▶ [DIRECTIONS]
Print every entry, word for word, and skip the images.
*****
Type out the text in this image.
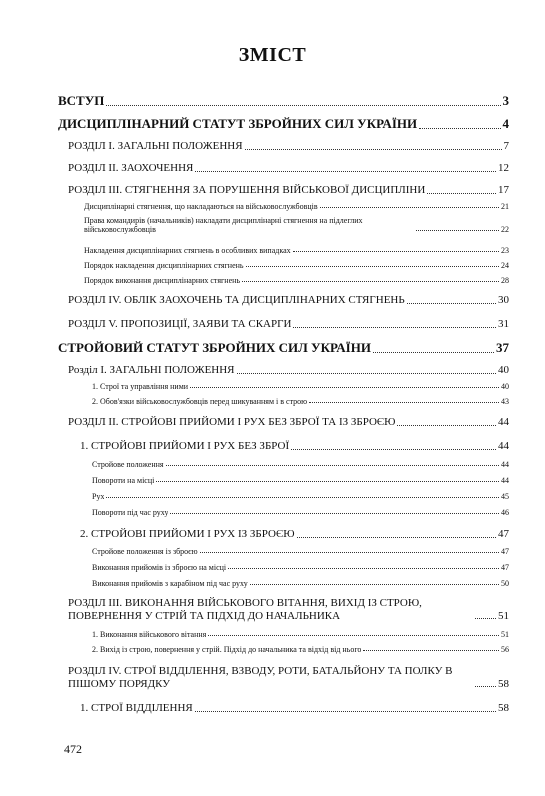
ЗМІСТ
ВСТУП	3
ДИСЦИПЛІНАРНИЙ СТАТУТ ЗБРОЙНИХ СИЛ УКРАЇНИ	4
РОЗДІЛ І. ЗАГАЛЬНІ ПОЛОЖЕННЯ	7
РОЗДІЛ ІІ. ЗАОХОЧЕННЯ	12
РОЗДІЛ ІІІ. СТЯГНЕННЯ ЗА ПОРУШЕННЯ ВІЙСЬКОВОЇ ДИСЦИПЛІНИ	17
Дисциплінарні стягнення, що накладаються на військовослужбовців	21
Права командирів (начальників) накладати дисциплінарні стягнення на підлеглих військовослужбовців	22
Накладення дисциплінарних стягнень в особливих випадках	23
Порядок накладення дисциплінарних стягнень	24
Порядок виконання дисциплінарних стягнень	28
РОЗДІЛ IV. ОБЛІК ЗАОХОЧЕНЬ ТА ДИСЦИПЛІНАРНИХ СТЯГНЕНЬ	30
РОЗДІЛ V. ПРОПОЗИЦІЇ, ЗАЯВИ ТА СКАРГИ	31
СТРОЙОВИЙ СТАТУТ ЗБРОЙНИХ СИЛ УКРАЇНИ	37
Розділ І. ЗАГАЛЬНІ ПОЛОЖЕННЯ	40
1. Строї та управління ними	40
2. Обов'язки військовослужбовців перед шикуванням і в строю	43
РОЗДІЛ ІІ. СТРОЙОВІ ПРИЙОМИ І РУХ БЕЗ ЗБРОЇ ТА ІЗ ЗБРОЄЮ	44
1. СТРОЙОВІ ПРИЙОМИ І РУХ БЕЗ ЗБРОЇ	44
Стройове положення	44
Повороти на місці	44
Рух	45
Повороти під час руху	46
2. СТРОЙОВІ ПРИЙОМИ І РУХ ІЗ ЗБРОЄЮ	47
Стройове положення із зброєю	47
Виконання прийомів із зброєю на місці	47
Виконання прийомів з карабіном під час руху	50
РОЗДІЛ ІІІ. ВИКОНАННЯ ВІЙСЬКОВОГО ВІТАННЯ, ВИХІД ІЗ СТРОЮ, ПОВЕРНЕННЯ У СТРІЙ ТА ПІДХІД ДО НАЧАЛЬНИКА	51
1. Виконання військового вітання	51
2. Вихід із строю, повернення у стрій. Підхід до начальника та відхід від нього	56
РОЗДІЛ IV. СТРОЇ ВІДДІЛЕННЯ, ВЗВОДУ, РОТИ, БАТАЛЬЙОНУ ТА ПОЛКУ В ПІШОМУ ПОРЯДКУ	58
1. СТРОЇ ВІДДІЛЕННЯ	58
472
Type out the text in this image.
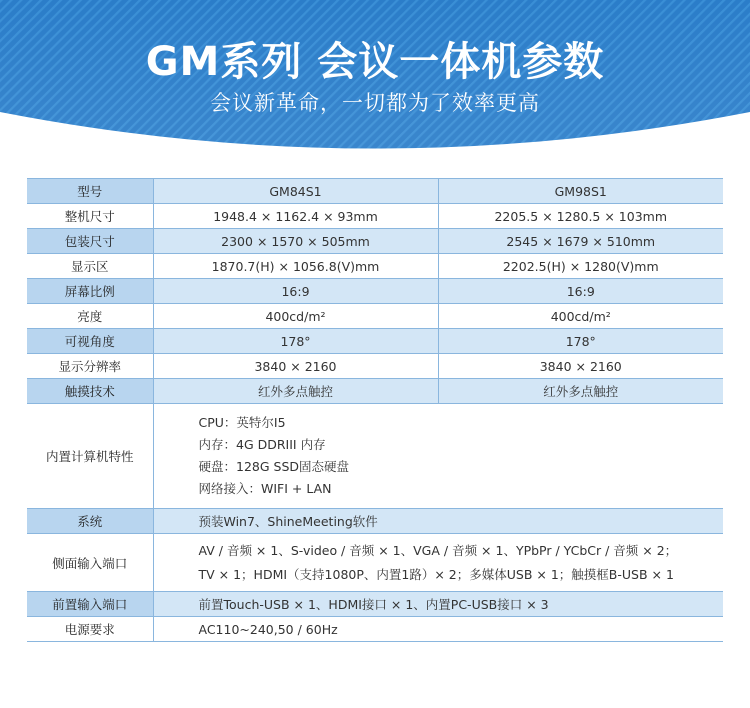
GM系列 会议一体机参数
会议新革命，一切都为了效率更高
型号	GM84S1	GM98S1
整机尺寸	1948.4 × 1162.4 × 93mm	2205.5 × 1280.5 × 103mm
包装尺寸	2300 × 1570 × 505mm	2545 × 1679 × 510mm
显示区	1870.7(H) × 1056.8(V)mm	2202.5(H) × 1280(V)mm
屏幕比例	16:9	16:9
亮度	400cd/m²	400cd/m²
可视角度	178°	178°
显示分辨率	3840 × 2160	3840 × 2160
触摸技术	红外多点触控	红外多点触控
内置计算机特性	CPU：英特尔I5
内存：4G DDRIII 内存
硬盘：128G SSD固态硬盘
网络接入：WIFI + LAN	

系统	预装Win7、ShineMeeting软件	
侧面输入端口	AV / 音频 × 1、S-video / 音频 × 1、VGA / 音频 × 1、YPbPr / YCbCr / 音频 × 2；
TV × 1；HDMI（支持1080P、内置1路）× 2；多媒体USB × 1；触摸框B-USB × 1	

前置输入端口	前置Touch-USB × 1、HDMI接口 × 1、内置PC-USB接口 × 3	
电源要求	AC110~240,50 / 60Hz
*****
▶ [THE SOLUTION]
Type out the text in this image.
ЗМІСТ
ВСТУП	3
ДИСЦИПЛІНАРНИЙ СТАТУТ ЗБРОЙНИХ СИЛ УКРАЇНИ	4
РОЗДІЛ І. ЗАГАЛЬНІ ПОЛОЖЕННЯ	7
РОЗДІЛ ІІ. ЗАОХОЧЕННЯ	12
РОЗДІЛ ІІІ. СТЯГНЕННЯ ЗА ПОРУШЕННЯ ВІЙСЬКОВОЇ ДИСЦИПЛІНИ	17
Дисциплінарні стягнення, що накладаються на військовослужбовців	21
Права командирів (начальників) накладати дисциплінарні стягнення на підлеглих військовослужбовців	22
Накладення дисциплінарних стягнень в особливих випадках	23
Порядок накладення дисциплінарних стягнень	24
Порядок виконання дисциплінарних стягнень	28
РОЗДІЛ IV. ОБЛІК ЗАОХОЧЕНЬ ТА ДИСЦИПЛІНАРНИХ СТЯГНЕНЬ	30
РОЗДІЛ V. ПРОПОЗИЦІЇ, ЗАЯВИ ТА СКАРГИ	31
СТРОЙОВИЙ СТАТУТ ЗБРОЙНИХ СИЛ УКРАЇНИ	37
Розділ І. ЗАГАЛЬНІ ПОЛОЖЕННЯ	40
1. Строї та управління ними	40
2. Обов'язки військовослужбовців перед шикуванням і в строю	43
РОЗДІЛ ІІ. СТРОЙОВІ ПРИЙОМИ І РУХ БЕЗ ЗБРОЇ ТА ІЗ ЗБРОЄЮ	44
1. СТРОЙОВІ ПРИЙОМИ І РУХ БЕЗ ЗБРОЇ	44
Стройове положення	44
Повороти на місці	44
Рух	45
Повороти під час руху	46
2. СТРОЙОВІ ПРИЙОМИ І РУХ ІЗ ЗБРОЄЮ	47
Стройове положення із зброєю	47
Виконання прийомів із зброєю на місці	47
Виконання прийомів з карабіном під час руху	50
РОЗДІЛ ІІІ. ВИКОНАННЯ ВІЙСЬКОВОГО ВІТАННЯ, ВИХІД ІЗ СТРОЮ, ПОВЕРНЕННЯ У СТРІЙ ТА ПІДХІД ДО НАЧАЛЬНИКА	51
1. Виконання військового вітання	51
2. Вихід із строю, повернення у стрій. Підхід до начальника та відхід від нього	56
РОЗДІЛ IV. СТРОЇ ВІДДІЛЕННЯ, ВЗВОДУ, РОТИ, БАТАЛЬЙОНУ ТА ПОЛКУ В ПІШОМУ ПОРЯДКУ	58
1. СТРОЇ ВІДДІЛЕННЯ	58
472
Type out the text in this image.
GM系列 会议一体机参数
会议新革命，一切都为了效率更高
型号	GM84S1	GM98S1
整机尺寸	1948.4 × 1162.4 × 93mm	2205.5 × 1280.5 × 103mm
包装尺寸	2300 × 1570 × 505mm	2545 × 1679 × 510mm
显示区	1870.7(H) × 1056.8(V)mm	2202.5(H) × 1280(V)mm
屏幕比例	16:9	16:9
亮度	400cd/m²	400cd/m²
可视角度	178°	178°
显示分辨率	3840 × 2160	3840 × 2160
触摸技术	红外多点触控	红外多点触控
内置计算机特性	CPU：英特尔I5
内存：4G DDRIII 内存
硬盘：128G SSD固态硬盘
网络接入：WIFI + LAN	

系统	预装Win7、ShineMeeting软件	
侧面输入端口	AV / 音频 × 1、S-video / 音频 × 1、VGA / 音频 × 1、YPbPr / YCbCr / 音频 × 2；
TV × 1；HDMI（支持1080P、内置1路）× 2；多媒体USB × 1；触摸框B-USB × 1	

前置输入端口	前置Touch-USB × 1、HDMI接口 × 1、内置PC-USB接口 × 3	
电源要求	AC110~240,50 / 60Hz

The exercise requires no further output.